Short exercise: Wherever the word "really" appears in a line, extract that line.

Information provided:

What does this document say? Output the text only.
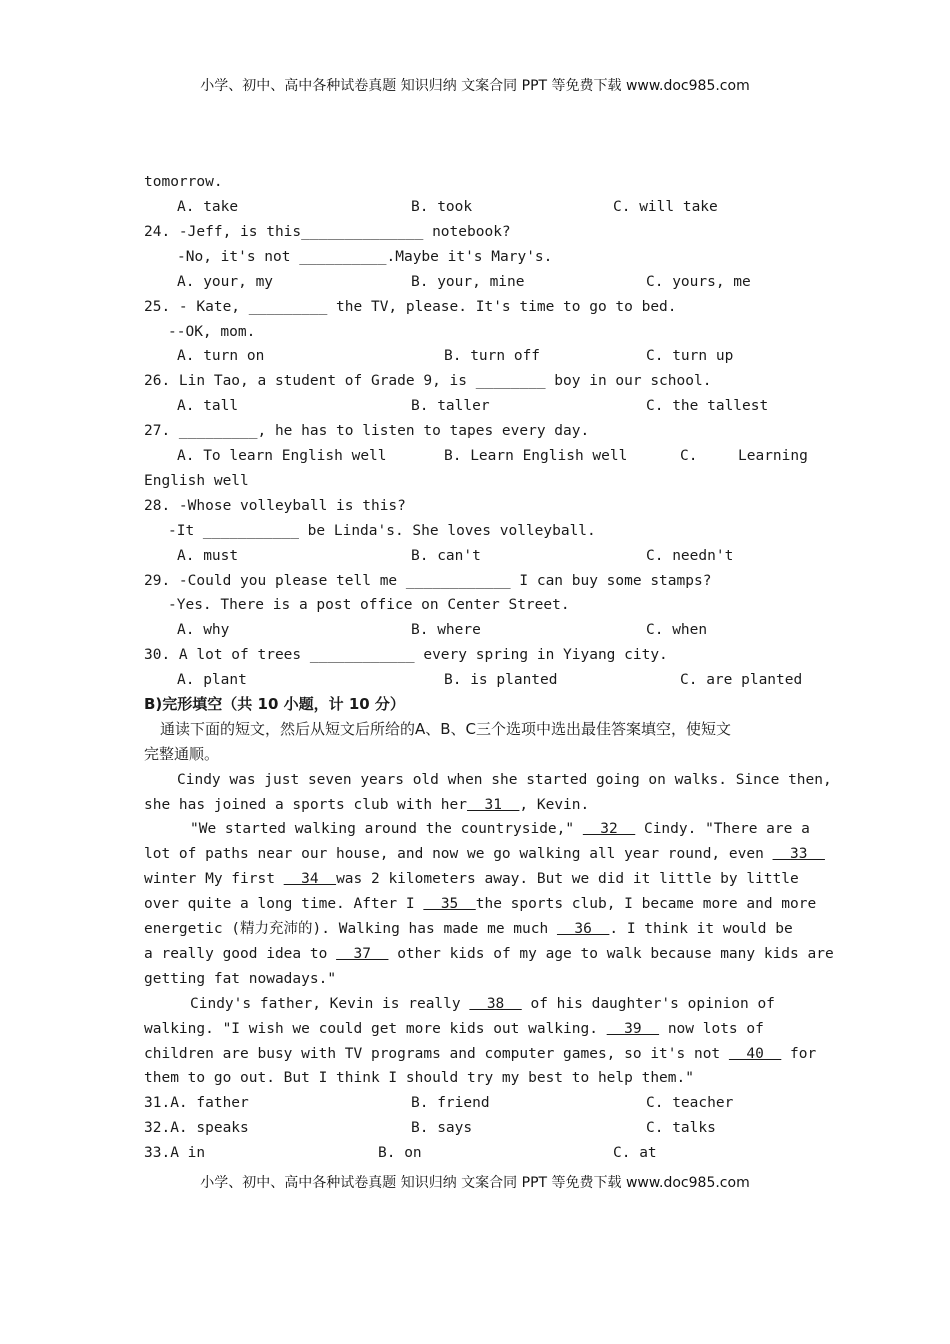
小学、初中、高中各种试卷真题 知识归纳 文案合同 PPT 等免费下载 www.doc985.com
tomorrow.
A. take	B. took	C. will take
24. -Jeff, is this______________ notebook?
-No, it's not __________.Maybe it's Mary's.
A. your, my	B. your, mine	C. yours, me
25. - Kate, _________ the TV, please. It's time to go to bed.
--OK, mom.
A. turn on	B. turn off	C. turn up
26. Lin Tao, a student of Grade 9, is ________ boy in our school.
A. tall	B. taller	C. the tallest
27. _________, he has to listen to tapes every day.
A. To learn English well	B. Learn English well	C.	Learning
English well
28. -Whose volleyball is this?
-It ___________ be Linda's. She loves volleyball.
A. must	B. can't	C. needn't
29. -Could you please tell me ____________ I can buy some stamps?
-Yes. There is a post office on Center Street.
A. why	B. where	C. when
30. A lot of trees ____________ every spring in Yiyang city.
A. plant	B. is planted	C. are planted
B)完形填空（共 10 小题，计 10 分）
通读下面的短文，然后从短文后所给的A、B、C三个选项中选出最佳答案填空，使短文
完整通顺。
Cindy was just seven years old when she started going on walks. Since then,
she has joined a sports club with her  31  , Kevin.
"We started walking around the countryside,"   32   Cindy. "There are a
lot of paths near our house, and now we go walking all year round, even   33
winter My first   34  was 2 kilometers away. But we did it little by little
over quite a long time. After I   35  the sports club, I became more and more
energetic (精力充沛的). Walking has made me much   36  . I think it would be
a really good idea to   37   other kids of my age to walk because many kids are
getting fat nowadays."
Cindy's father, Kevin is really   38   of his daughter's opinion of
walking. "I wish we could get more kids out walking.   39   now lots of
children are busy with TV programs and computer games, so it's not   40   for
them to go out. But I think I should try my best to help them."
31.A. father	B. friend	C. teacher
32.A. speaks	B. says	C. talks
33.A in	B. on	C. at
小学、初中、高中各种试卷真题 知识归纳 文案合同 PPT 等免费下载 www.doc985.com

Response for this exercise:
a really good idea to   37   other kids of my age to walk because many kids are
Cindy's father, Kevin is really   38   of his daughter's opinion of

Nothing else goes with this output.